• [What to do]: Reproduce verbatim all of the data given below, but do not carry over the images.

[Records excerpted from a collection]
*** Begin section ***
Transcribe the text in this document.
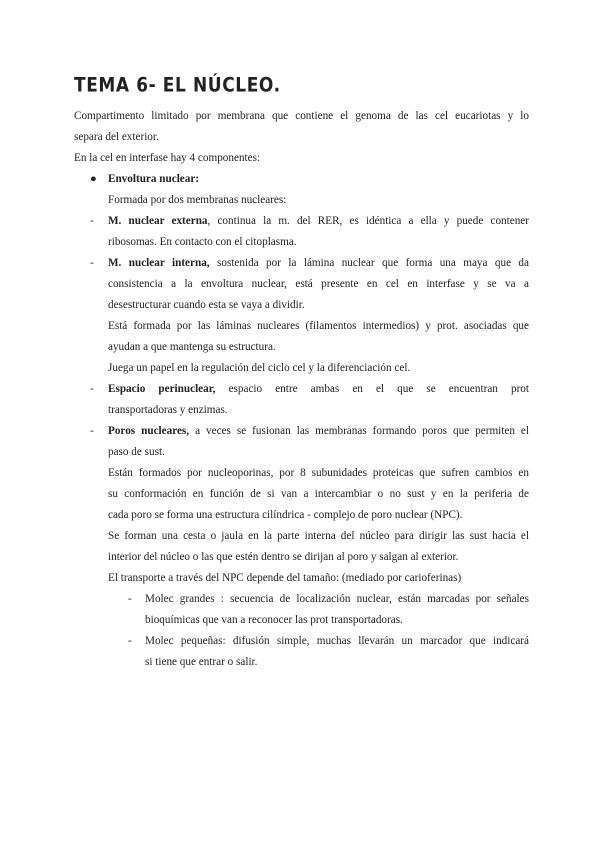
TEMA 6- EL NÚCLEO.
Compartimento limitado por membrana que contiene el genoma de las cel eucariotas y lo
separa del exterior.
En la cel en interfase hay 4 componentes:
● Envoltura nuclear:
Formada por dos membranas nucleares:
- M. nuclear externa, continua la m. del RER, es idéntica a ella y puede contener
ribosomas. En contacto con el citoplasma.
- M. nuclear interna, sostenida por la lámina nuclear que forma una maya que da
consistencia a la envoltura nuclear, está presente en cel en interfase y se va a
desestructurar cuando esta se vaya a dividir.
Está formada por las láminas nucleares (filamentos intermedios) y prot. asociadas que
ayudan a que mantenga su estructura.
Juega un papel en la regulación del ciclo cel y la diferenciación cel.
- Espacio perinuclear, espacio entre ambas en el que se encuentran prot
transportadoras y enzimas.
- Poros nucleares, a veces se fusionan las membranas formando poros que permiten el
paso de sust.
Están formados por nucleoporinas, por 8 subunidades proteicas que sufren cambios en
su conformación en función de si van a intercambiar o no sust y en la periferia de
cada poro se forma una estructura cilíndrica - complejo de poro nuclear (NPC).
Se forman una cesta o jaula en la parte interna del núcleo para dirigir las sust hacia el
interior del núcleo o las que estén dentro se dirijan al poro y salgan al exterior.
El transporte a través del NPC depende del tamaño: (mediado por carioferinas)
- Molec grandes : secuencia de localización nuclear, están marcadas por señales
bioquímicas que van a reconocer las prot transportadoras.
- Molec pequeñas: difusión simple, muchas llevarán un marcador que indicará
si tiene que entrar o salir.
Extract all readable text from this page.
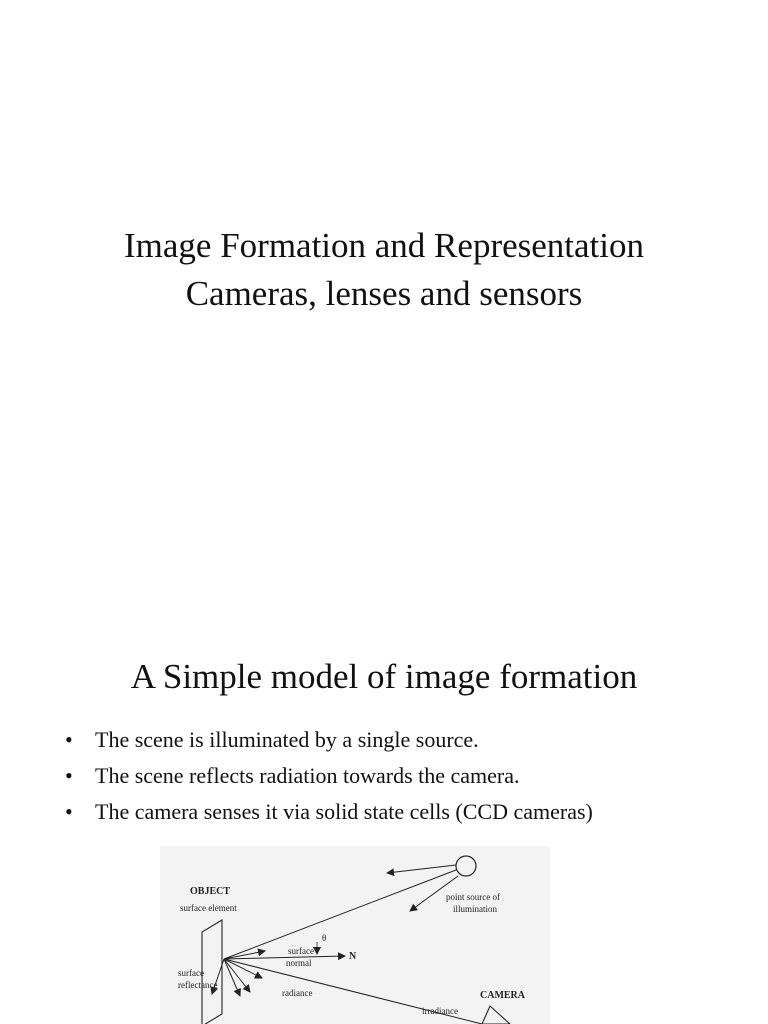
Image Formation and Representation
Cameras, lenses and sensors
A Simple model of image formation
• The scene is illuminated by a single source.
• The scene reflects radiation towards the camera.
• The camera senses it via solid state cells (CCD cameras)
OBJECT
surface element
point source of
illumination
θ
surface
normal
N
surface
reflectance
radiance
irradiance
CAMERA
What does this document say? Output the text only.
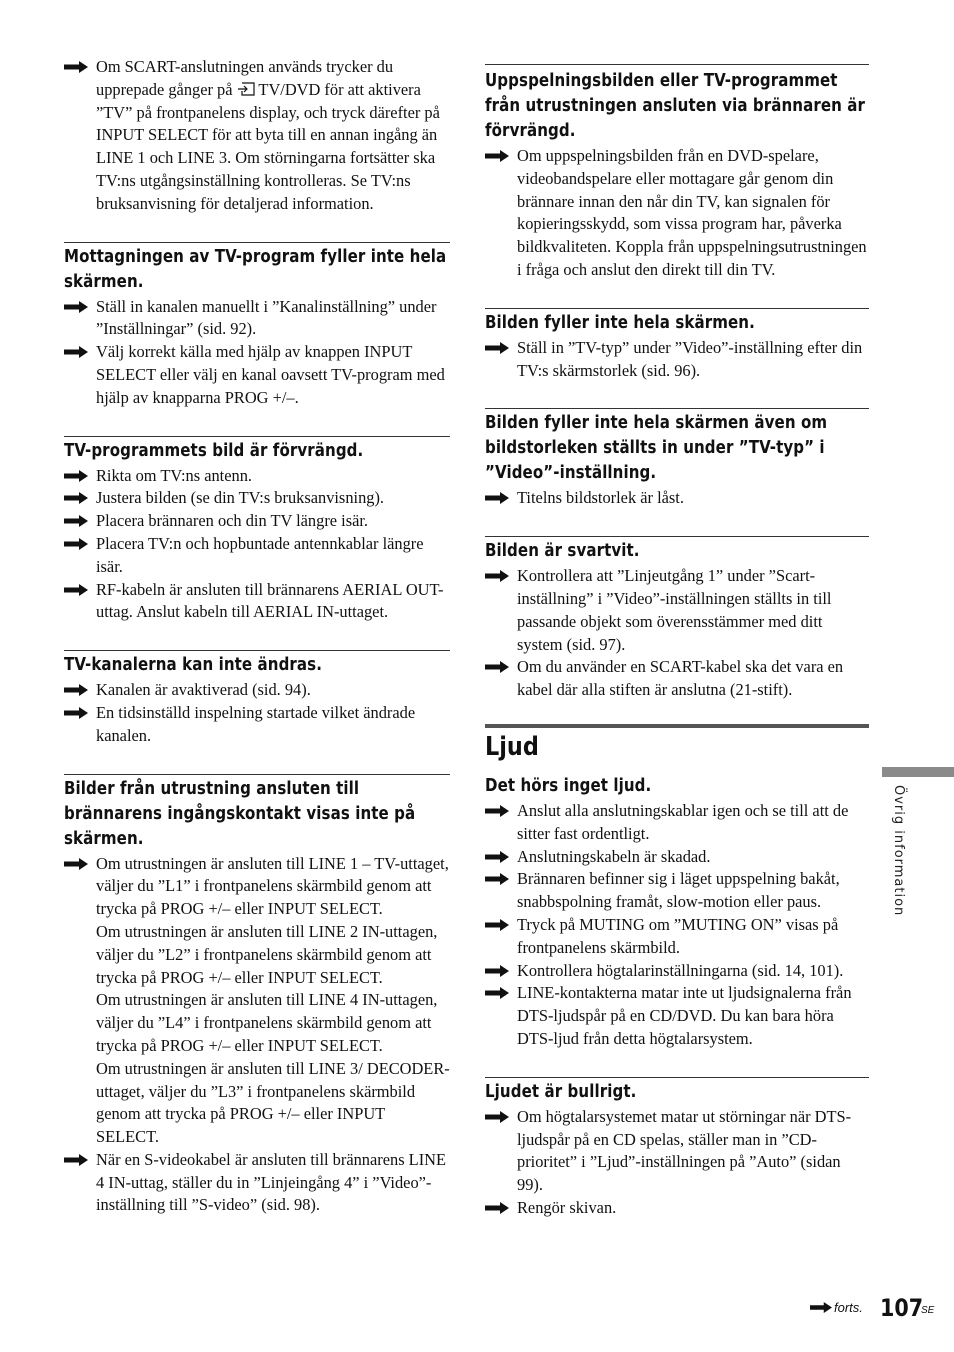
Om SCART-anslutningen används trycker du upprepade gånger på  TV/DVD för att aktivera ”TV” på frontpanelens display, och tryck därefter på INPUT SELECT för att byta till en annan ingång än LINE 1 och LINE 3. Om störningarna fortsätter ska TV:ns utgångsinställning kontrolleras. Se TV:ns bruksanvisning för detaljerad information.

Mottagningen av TV-program fyller inte hela skärmen.

Ställ in kanalen manuellt i ”Kanalinställning” under ”Inställningar” (sid. 92).

Välj korrekt källa med hjälp av knappen INPUT SELECT eller välj en kanal oavsett TV-program med hjälp av knapparna PROG +/–.

TV-programmets bild är förvrängd.

Rikta om TV:ns antenn.

Justera bilden (se din TV:s bruksanvisning).

Placera brännaren och din TV längre isär.

Placera TV:n och hopbuntade antennkablar längre isär.

RF-kabeln är ansluten till brännarens AERIAL OUT-uttag. Anslut kabeln till AERIAL IN-uttaget.

TV-kanalerna kan inte ändras.

Kanalen är avaktiverad (sid. 94).

En tidsinställd inspelning startade vilket ändrade kanalen.

Bilder från utrustning ansluten till brännarens ingångskontakt visas inte på skärmen.

Om utrustningen är ansluten till LINE 1 – TV-uttaget, väljer du ”L1” i frontpanelens skärmbild genom att trycka på PROG +/– eller INPUT SELECT.

Om utrustningen är ansluten till LINE 2 IN-uttagen, väljer du ”L2” i frontpanelens skärmbild genom att trycka på PROG +/– eller INPUT SELECT.

Om utrustningen är ansluten till LINE 4 IN-uttagen, väljer du ”L4” i frontpanelens skärmbild genom att trycka på PROG +/– eller INPUT SELECT.

Om utrustningen är ansluten till LINE 3/ DECODER-uttaget, väljer du ”L3” i frontpanelens skärmbild genom att trycka på PROG +/– eller INPUT SELECT.

När en S-videokabel är ansluten till brännarens LINE 4 IN-uttag, ställer du in ”Linjeingång 4” i ”Video”-inställning till ”S-video” (sid. 98).

Uppspelningsbilden eller TV-programmet från utrustningen ansluten via brännaren är förvrängd.

Om uppspelningsbilden från en DVD-spelare, videobandspelare eller mottagare går genom din brännare innan den når din TV, kan signalen för kopieringsskydd, som vissa program har, påverka bildkvaliteten. Koppla från uppspelningsutrustningen i fråga och anslut den direkt till din TV.

Bilden fyller inte hela skärmen.

Ställ in ”TV-typ” under ”Video”-inställning efter din TV:s skärmstorlek (sid. 96).

Bilden fyller inte hela skärmen även om bildstorleken ställts in under ”TV-typ” i ”Video”-inställning.

Titelns bildstorlek är låst.

Bilden är svartvit.

Kontrollera att ”Linjeutgång 1” under ”Scart-inställning” i ”Video”-inställningen ställts in till passande objekt som överensstämmer med ditt system (sid. 97).

Om du använder en SCART-kabel ska det vara en kabel där alla stiften är anslutna (21-stift).

Ljud
Det hörs inget ljud.

Anslut alla anslutningskablar igen och se till att de sitter fast ordentligt.

Anslutningskabeln är skadad.

Brännaren befinner sig i läget uppspelning bakåt, snabbspolning framåt, slow-motion eller paus.

Tryck på MUTING om ”MUTING ON” visas på frontpanelens skärmbild.

Kontrollera högtalarinställningarna (sid. 14, 101).

LINE-kontakterna matar inte ut ljudsignalerna från DTS-ljudspår på en CD/DVD. Du kan bara höra DTS-ljud från detta högtalarsystem.

Ljudet är bullrigt.

Om högtalarsystemet matar ut störningar när DTS-ljudspår på en CD spelas, ställer man in ”CD-prioritet” i ”Ljud”-inställningen på ”Auto” (sidan 99).

Rengör skivan.

Övrig information
forts. 107
SE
*** End section ***
• [Response to this task]:
Transcribe the text in this document.
TEMA 6- EL NÚCLEO.
Compartimento limitado por membrana que contiene el genoma de las cel eucariotas y lo
separa del exterior.
En la cel en interfase hay 4 componentes:
● Envoltura nuclear:
Formada por dos membranas nucleares:
- M. nuclear externa, continua la m. del RER, es idéntica a ella y puede contener
ribosomas. En contacto con el citoplasma.
- M. nuclear interna, sostenida por la lámina nuclear que forma una maya que da
consistencia a la envoltura nuclear, está presente en cel en interfase y se va a
desestructurar cuando esta se vaya a dividir.
Está formada por las láminas nucleares (filamentos intermedios) y prot. asociadas que
ayudan a que mantenga su estructura.
Juega un papel en la regulación del ciclo cel y la diferenciación cel.
- Espacio perinuclear, espacio entre ambas en el que se encuentran prot
transportadoras y enzimas.
- Poros nucleares, a veces se fusionan las membranas formando poros que permiten el
paso de sust.
Están formados por nucleoporinas, por 8 subunidades proteicas que sufren cambios en
su conformación en función de si van a intercambiar o no sust y en la periferia de
cada poro se forma una estructura cilíndrica - complejo de poro nuclear (NPC).
Se forman una cesta o jaula en la parte interna del núcleo para dirigir las sust hacia el
interior del núcleo o las que estén dentro se dirijan al poro y salgan al exterior.
El transporte a través del NPC depende del tamaño: (mediado por carioferinas)
- Molec grandes : secuencia de localización nuclear, están marcadas por señales
bioquímicas que van a reconocer las prot transportadoras.
- Molec pequeñas: difusión simple, muchas llevarán un marcador que indicará
si tiene que entrar o salir.
Extract all readable text from this page.
Image Formation and Representation
Cameras, lenses and sensors
A Simple model of image formation
• The scene is illuminated by a single source.
• The scene reflects radiation towards the camera.
• The camera senses it via solid state cells (CCD cameras)
OBJECT
surface element
point source of
illumination
θ
surface
normal
N
surface
reflectance
radiance
irradiance
CAMERA
What does this document say? Output the text only.
Om SCART-anslutningen används trycker du upprepade gånger på  TV/DVD för att aktivera ”TV” på frontpanelens display, och tryck därefter på INPUT SELECT för att byta till en annan ingång än LINE 1 och LINE 3. Om störningarna fortsätter ska TV:ns utgångsinställning kontrolleras. Se TV:ns bruksanvisning för detaljerad information.

Mottagningen av TV-program fyller inte hela skärmen.

Ställ in kanalen manuellt i ”Kanalinställning” under ”Inställningar” (sid. 92).

Välj korrekt källa med hjälp av knappen INPUT SELECT eller välj en kanal oavsett TV-program med hjälp av knapparna PROG +/–.

TV-programmets bild är förvrängd.

Rikta om TV:ns antenn.

Justera bilden (se din TV:s bruksanvisning).

Placera brännaren och din TV längre isär.

Placera TV:n och hopbuntade antennkablar längre isär.

RF-kabeln är ansluten till brännarens AERIAL OUT-uttag. Anslut kabeln till AERIAL IN-uttaget.

TV-kanalerna kan inte ändras.

Kanalen är avaktiverad (sid. 94).

En tidsinställd inspelning startade vilket ändrade kanalen.

Bilder från utrustning ansluten till brännarens ingångskontakt visas inte på skärmen.

Om utrustningen är ansluten till LINE 1 – TV-uttaget, väljer du ”L1” i frontpanelens skärmbild genom att trycka på PROG +/– eller INPUT SELECT.

Om utrustningen är ansluten till LINE 2 IN-uttagen, väljer du ”L2” i frontpanelens skärmbild genom att trycka på PROG +/– eller INPUT SELECT.

Om utrustningen är ansluten till LINE 4 IN-uttagen, väljer du ”L4” i frontpanelens skärmbild genom att trycka på PROG +/– eller INPUT SELECT.

Om utrustningen är ansluten till LINE 3/ DECODER-uttaget, väljer du ”L3” i frontpanelens skärmbild genom att trycka på PROG +/– eller INPUT SELECT.

När en S-videokabel är ansluten till brännarens LINE 4 IN-uttag, ställer du in ”Linjeingång 4” i ”Video”-inställning till ”S-video” (sid. 98).

Uppspelningsbilden eller TV-programmet från utrustningen ansluten via brännaren är förvrängd.

Om uppspelningsbilden från en DVD-spelare, videobandspelare eller mottagare går genom din brännare innan den når din TV, kan signalen för kopieringsskydd, som vissa program har, påverka bildkvaliteten. Koppla från uppspelningsutrustningen i fråga och anslut den direkt till din TV.

Bilden fyller inte hela skärmen.

Ställ in ”TV-typ” under ”Video”-inställning efter din TV:s skärmstorlek (sid. 96).

Bilden fyller inte hela skärmen även om bildstorleken ställts in under ”TV-typ” i ”Video”-inställning.

Titelns bildstorlek är låst.

Bilden är svartvit.

Kontrollera att ”Linjeutgång 1” under ”Scart-inställning” i ”Video”-inställningen ställts in till passande objekt som överensstämmer med ditt system (sid. 97).

Om du använder en SCART-kabel ska det vara en kabel där alla stiften är anslutna (21-stift).

Ljud
Det hörs inget ljud.

Anslut alla anslutningskablar igen och se till att de sitter fast ordentligt.

Anslutningskabeln är skadad.

Brännaren befinner sig i läget uppspelning bakåt, snabbspolning framåt, slow-motion eller paus.

Tryck på MUTING om ”MUTING ON” visas på frontpanelens skärmbild.

Kontrollera högtalarinställningarna (sid. 14, 101).

LINE-kontakterna matar inte ut ljudsignalerna från DTS-ljudspår på en CD/DVD. Du kan bara höra DTS-ljud från detta högtalarsystem.

Ljudet är bullrigt.

Om högtalarsystemet matar ut störningar när DTS-ljudspår på en CD spelas, ställer man in ”CD-prioritet” i ”Ljud”-inställningen på ”Auto” (sidan 99).

Rengör skivan.

Övrig information
forts. 107
SE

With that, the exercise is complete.